WHAT TO DO: Each entry below must be repeated word for word.

RAW RECORDS:

>>

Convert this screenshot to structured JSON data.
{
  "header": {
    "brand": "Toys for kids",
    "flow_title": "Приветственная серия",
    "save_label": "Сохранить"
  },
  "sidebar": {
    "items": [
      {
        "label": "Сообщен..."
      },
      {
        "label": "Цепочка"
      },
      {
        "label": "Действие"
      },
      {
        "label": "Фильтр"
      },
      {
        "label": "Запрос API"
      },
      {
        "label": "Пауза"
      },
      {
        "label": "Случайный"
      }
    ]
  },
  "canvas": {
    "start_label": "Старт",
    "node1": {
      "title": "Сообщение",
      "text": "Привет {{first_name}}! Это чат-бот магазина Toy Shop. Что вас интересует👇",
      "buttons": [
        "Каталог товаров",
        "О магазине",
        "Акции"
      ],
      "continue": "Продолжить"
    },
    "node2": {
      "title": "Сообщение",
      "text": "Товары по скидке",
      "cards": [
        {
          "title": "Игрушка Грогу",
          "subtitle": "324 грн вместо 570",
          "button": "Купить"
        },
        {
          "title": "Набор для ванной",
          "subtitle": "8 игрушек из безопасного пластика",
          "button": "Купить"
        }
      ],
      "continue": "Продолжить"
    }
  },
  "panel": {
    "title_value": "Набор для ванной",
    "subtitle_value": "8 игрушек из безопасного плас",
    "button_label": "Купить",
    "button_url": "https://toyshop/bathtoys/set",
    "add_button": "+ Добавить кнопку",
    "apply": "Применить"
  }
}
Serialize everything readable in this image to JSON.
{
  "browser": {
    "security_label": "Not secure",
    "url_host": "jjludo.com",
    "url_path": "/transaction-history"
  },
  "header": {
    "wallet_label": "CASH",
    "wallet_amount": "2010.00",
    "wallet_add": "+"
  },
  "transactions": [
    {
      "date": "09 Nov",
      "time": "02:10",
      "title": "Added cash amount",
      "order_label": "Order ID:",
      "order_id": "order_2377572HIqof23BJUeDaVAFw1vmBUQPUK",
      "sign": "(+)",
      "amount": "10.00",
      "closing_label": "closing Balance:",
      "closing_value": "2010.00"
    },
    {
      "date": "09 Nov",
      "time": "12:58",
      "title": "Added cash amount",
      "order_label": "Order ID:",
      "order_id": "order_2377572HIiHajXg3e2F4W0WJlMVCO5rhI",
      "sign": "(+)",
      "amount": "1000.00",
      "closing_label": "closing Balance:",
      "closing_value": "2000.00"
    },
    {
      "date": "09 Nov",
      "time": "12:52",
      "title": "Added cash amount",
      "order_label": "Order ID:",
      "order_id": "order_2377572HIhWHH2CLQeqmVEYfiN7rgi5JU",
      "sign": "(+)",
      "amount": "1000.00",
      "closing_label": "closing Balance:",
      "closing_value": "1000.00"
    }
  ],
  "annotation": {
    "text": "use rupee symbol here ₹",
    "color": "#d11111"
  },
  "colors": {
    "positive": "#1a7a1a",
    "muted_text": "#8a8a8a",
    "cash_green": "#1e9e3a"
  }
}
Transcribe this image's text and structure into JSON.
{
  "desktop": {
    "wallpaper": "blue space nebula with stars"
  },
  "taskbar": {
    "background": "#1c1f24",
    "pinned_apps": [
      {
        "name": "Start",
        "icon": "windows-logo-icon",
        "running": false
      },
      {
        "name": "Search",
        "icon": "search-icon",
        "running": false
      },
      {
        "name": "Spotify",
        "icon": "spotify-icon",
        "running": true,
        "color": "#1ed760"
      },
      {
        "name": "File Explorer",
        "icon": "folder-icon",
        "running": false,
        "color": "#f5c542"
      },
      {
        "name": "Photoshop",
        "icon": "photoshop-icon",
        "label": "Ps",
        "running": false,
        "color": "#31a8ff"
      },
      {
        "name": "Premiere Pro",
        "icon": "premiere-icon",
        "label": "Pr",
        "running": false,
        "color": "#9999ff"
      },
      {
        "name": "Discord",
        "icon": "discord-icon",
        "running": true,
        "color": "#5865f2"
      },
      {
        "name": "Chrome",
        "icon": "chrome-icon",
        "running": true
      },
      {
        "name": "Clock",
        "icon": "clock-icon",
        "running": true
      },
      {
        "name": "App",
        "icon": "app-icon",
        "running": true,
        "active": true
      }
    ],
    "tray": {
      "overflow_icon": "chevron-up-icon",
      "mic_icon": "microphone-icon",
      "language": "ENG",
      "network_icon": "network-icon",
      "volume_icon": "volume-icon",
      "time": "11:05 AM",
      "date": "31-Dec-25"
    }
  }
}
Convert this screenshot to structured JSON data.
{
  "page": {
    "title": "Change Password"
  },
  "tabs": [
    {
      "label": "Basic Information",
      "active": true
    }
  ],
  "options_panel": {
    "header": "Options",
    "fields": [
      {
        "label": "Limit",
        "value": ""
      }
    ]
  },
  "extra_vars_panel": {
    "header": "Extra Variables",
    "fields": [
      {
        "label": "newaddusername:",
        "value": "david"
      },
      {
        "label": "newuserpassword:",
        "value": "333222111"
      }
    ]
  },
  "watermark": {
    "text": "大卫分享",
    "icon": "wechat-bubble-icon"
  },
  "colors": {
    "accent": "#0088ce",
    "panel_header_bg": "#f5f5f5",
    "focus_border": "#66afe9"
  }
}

<<

FINISHED ANSWER:
Convert this screenshot to structured JSON data.
{
  "header": {
    "brand": "Toys for kids",
    "flow_title": "Приветственная серия",
    "save_label": "Сохранить"
  },
  "sidebar": {
    "items": [
      {
        "label": "Сообщен..."
      },
      {
        "label": "Цепочка"
      },
      {
        "label": "Действие"
      },
      {
        "label": "Фильтр"
      },
      {
        "label": "Запрос API"
      },
      {
        "label": "Пауза"
      },
      {
        "label": "Случайный"
      }
    ]
  },
  "canvas": {
    "start_label": "Старт",
    "node1": {
      "title": "Сообщение",
      "text": "Привет {{first_name}}! Это чат-бот магазина Toy Shop. Что вас интересует👇",
      "buttons": [
        "Каталог товаров",
        "О магазине",
        "Акции"
      ],
      "continue": "Продолжить"
    },
    "node2": {
      "title": "Сообщение",
      "text": "Товары по скидке",
      "cards": [
        {
          "title": "Игрушка Грогу",
          "subtitle": "324 грн вместо 570",
          "button": "Купить"
        },
        {
          "title": "Набор для ванной",
          "subtitle": "8 игрушек из безопасного пластика",
          "button": "Купить"
        }
      ],
      "continue": "Продолжить"
    }
  },
  "panel": {
    "title_value": "Набор для ванной",
    "subtitle_value": "8 игрушек из безопасного плас",
    "button_label": "Купить",
    "button_url": "https://toyshop/bathtoys/set",
    "add_button": "+ Добавить кнопку",
    "apply": "Применить"
  }
}
Serialize everything readable in this image to JSON.
{
  "browser": {
    "security_label": "Not secure",
    "url_host": "jjludo.com",
    "url_path": "/transaction-history"
  },
  "header": {
    "wallet_label": "CASH",
    "wallet_amount": "2010.00",
    "wallet_add": "+"
  },
  "transactions": [
    {
      "date": "09 Nov",
      "time": "02:10",
      "title": "Added cash amount",
      "order_label": "Order ID:",
      "order_id": "order_2377572HIqof23BJUeDaVAFw1vmBUQPUK",
      "sign": "(+)",
      "amount": "10.00",
      "closing_label": "closing Balance:",
      "closing_value": "2010.00"
    },
    {
      "date": "09 Nov",
      "time": "12:58",
      "title": "Added cash amount",
      "order_label": "Order ID:",
      "order_id": "order_2377572HIiHajXg3e2F4W0WJlMVCO5rhI",
      "sign": "(+)",
      "amount": "1000.00",
      "closing_label": "closing Balance:",
      "closing_value": "2000.00"
    },
    {
      "date": "09 Nov",
      "time": "12:52",
      "title": "Added cash amount",
      "order_label": "Order ID:",
      "order_id": "order_2377572HIhWHH2CLQeqmVEYfiN7rgi5JU",
      "sign": "(+)",
      "amount": "1000.00",
      "closing_label": "closing Balance:",
      "closing_value": "1000.00"
    }
  ],
  "annotation": {
    "text": "use rupee symbol here ₹",
    "color": "#d11111"
  },
  "colors": {
    "positive": "#1a7a1a",
    "muted_text": "#8a8a8a",
    "cash_green": "#1e9e3a"
  }
}
Transcribe this image's text and structure into JSON.
{
  "desktop": {
    "wallpaper": "blue space nebula with stars"
  },
  "taskbar": {
    "background": "#1c1f24",
    "pinned_apps": [
      {
        "name": "Start",
        "icon": "windows-logo-icon",
        "running": false
      },
      {
        "name": "Search",
        "icon": "search-icon",
        "running": false
      },
      {
        "name": "Spotify",
        "icon": "spotify-icon",
        "running": true,
        "color": "#1ed760"
      },
      {
        "name": "File Explorer",
        "icon": "folder-icon",
        "running": false,
        "color": "#f5c542"
      },
      {
        "name": "Photoshop",
        "icon": "photoshop-icon",
        "label": "Ps",
        "running": false,
        "color": "#31a8ff"
      },
      {
        "name": "Premiere Pro",
        "icon": "premiere-icon",
        "label": "Pr",
        "running": false,
        "color": "#9999ff"
      },
      {
        "name": "Discord",
        "icon": "discord-icon",
        "running": true,
        "color": "#5865f2"
      },
      {
        "name": "Chrome",
        "icon": "chrome-icon",
        "running": true
      },
      {
        "name": "Clock",
        "icon": "clock-icon",
        "running": true
      },
      {
        "name": "App",
        "icon": "app-icon",
        "running": true,
        "active": true
      }
    ],
    "tray": {
      "overflow_icon": "chevron-up-icon",
      "mic_icon": "microphone-icon",
      "language": "ENG",
      "network_icon": "network-icon",
      "volume_icon": "volume-icon",
      "time": "11:05 AM",
      "date": "31-Dec-25"
    }
  }
}
Convert this screenshot to structured JSON data.
{
  "page": {
    "title": "Change Password"
  },
  "tabs": [
    {
      "label": "Basic Information",
      "active": true
    }
  ],
  "options_panel": {
    "header": "Options",
    "fields": [
      {
        "label": "Limit",
        "value": ""
      }
    ]
  },
  "extra_vars_panel": {
    "header": "Extra Variables",
    "fields": [
      {
        "label": "newaddusername:",
        "value": "david"
      },
      {
        "label": "newuserpassword:",
        "value": "333222111"
      }
    ]
  },
  "watermark": {
    "text": "大卫分享",
    "icon": "wechat-bubble-icon"
  },
  "colors": {
    "accent": "#0088ce",
    "panel_header_bg": "#f5f5f5",
    "focus_border": "#66afe9"
  }
}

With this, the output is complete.